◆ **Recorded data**

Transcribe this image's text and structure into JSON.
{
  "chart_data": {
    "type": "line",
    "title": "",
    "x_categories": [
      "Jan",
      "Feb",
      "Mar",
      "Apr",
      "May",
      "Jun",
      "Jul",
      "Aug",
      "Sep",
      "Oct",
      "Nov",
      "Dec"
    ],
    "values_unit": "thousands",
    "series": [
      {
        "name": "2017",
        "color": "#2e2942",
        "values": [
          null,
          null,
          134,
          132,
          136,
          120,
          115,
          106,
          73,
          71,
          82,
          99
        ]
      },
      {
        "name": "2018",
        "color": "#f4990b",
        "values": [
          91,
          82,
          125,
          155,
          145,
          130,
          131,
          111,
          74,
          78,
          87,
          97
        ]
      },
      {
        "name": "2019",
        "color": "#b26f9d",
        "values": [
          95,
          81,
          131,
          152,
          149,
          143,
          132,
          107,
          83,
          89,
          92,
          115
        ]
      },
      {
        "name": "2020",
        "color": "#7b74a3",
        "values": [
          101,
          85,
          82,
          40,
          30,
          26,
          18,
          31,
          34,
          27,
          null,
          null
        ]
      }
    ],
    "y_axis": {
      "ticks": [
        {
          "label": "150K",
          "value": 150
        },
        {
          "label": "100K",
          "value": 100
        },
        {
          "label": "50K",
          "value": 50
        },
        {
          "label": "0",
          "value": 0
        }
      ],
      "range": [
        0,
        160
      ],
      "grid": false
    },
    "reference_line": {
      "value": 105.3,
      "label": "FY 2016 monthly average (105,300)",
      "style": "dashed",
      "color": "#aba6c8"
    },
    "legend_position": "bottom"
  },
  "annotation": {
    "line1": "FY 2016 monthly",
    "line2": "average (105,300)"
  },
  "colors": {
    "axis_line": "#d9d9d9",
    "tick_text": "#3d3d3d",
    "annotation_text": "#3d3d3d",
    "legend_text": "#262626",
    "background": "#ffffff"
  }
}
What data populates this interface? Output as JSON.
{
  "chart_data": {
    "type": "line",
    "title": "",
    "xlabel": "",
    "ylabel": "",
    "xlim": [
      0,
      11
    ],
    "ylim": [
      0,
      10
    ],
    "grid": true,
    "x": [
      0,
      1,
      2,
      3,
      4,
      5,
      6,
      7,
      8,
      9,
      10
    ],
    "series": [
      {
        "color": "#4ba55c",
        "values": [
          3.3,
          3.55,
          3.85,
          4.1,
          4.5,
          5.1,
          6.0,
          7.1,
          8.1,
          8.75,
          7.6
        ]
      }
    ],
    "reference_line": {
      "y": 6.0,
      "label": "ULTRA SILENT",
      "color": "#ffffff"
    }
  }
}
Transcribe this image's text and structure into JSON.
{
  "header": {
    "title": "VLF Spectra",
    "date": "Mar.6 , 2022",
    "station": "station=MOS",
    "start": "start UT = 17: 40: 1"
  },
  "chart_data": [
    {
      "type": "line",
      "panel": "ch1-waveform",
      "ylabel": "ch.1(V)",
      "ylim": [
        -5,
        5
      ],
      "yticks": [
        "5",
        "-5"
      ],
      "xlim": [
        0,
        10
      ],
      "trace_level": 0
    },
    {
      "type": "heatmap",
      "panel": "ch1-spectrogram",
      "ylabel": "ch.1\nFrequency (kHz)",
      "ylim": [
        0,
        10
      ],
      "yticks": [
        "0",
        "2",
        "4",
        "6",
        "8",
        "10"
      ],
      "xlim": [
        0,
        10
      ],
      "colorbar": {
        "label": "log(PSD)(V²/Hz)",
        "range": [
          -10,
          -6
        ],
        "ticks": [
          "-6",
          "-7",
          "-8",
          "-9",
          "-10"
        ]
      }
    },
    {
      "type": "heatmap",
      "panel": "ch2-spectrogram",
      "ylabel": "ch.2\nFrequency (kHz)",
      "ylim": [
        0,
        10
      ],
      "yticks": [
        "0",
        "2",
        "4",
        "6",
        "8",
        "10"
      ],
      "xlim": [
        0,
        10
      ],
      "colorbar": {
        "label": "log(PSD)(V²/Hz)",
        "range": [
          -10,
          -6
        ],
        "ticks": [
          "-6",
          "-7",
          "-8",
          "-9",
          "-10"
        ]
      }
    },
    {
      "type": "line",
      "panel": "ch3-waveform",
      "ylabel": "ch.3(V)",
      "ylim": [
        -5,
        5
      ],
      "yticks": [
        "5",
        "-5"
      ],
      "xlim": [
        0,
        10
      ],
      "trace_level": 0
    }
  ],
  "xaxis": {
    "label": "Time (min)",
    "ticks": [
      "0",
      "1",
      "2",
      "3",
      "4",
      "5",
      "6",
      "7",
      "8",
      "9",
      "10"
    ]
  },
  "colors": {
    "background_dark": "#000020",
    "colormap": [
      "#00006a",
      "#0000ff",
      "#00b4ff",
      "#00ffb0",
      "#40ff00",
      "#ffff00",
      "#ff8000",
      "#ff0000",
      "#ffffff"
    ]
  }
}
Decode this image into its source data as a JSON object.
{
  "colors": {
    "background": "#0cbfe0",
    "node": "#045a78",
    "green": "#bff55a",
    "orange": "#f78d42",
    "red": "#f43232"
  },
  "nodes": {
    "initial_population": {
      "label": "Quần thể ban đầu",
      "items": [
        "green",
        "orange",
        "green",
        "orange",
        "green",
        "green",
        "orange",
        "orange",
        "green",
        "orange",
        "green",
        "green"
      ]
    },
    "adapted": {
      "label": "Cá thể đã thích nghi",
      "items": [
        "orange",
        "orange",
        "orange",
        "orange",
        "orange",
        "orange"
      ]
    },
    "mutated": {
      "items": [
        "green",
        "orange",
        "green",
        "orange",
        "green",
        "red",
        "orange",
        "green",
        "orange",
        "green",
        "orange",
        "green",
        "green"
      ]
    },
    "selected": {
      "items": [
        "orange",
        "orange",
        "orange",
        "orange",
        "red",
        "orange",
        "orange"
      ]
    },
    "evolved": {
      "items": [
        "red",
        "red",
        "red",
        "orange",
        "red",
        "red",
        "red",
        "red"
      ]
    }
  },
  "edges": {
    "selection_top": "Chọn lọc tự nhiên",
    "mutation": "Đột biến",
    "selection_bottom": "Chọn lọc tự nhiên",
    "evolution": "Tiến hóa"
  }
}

◆ **Instruction**
Lines containing the string "this" are to be selected and copied.

◆ **Solved exercise**
Transcribe this image's text and structure into JSON.
What data populates this interface? Output as JSON.
Transcribe this image's text and structure into JSON.
Decode this image into its source data as a JSON object.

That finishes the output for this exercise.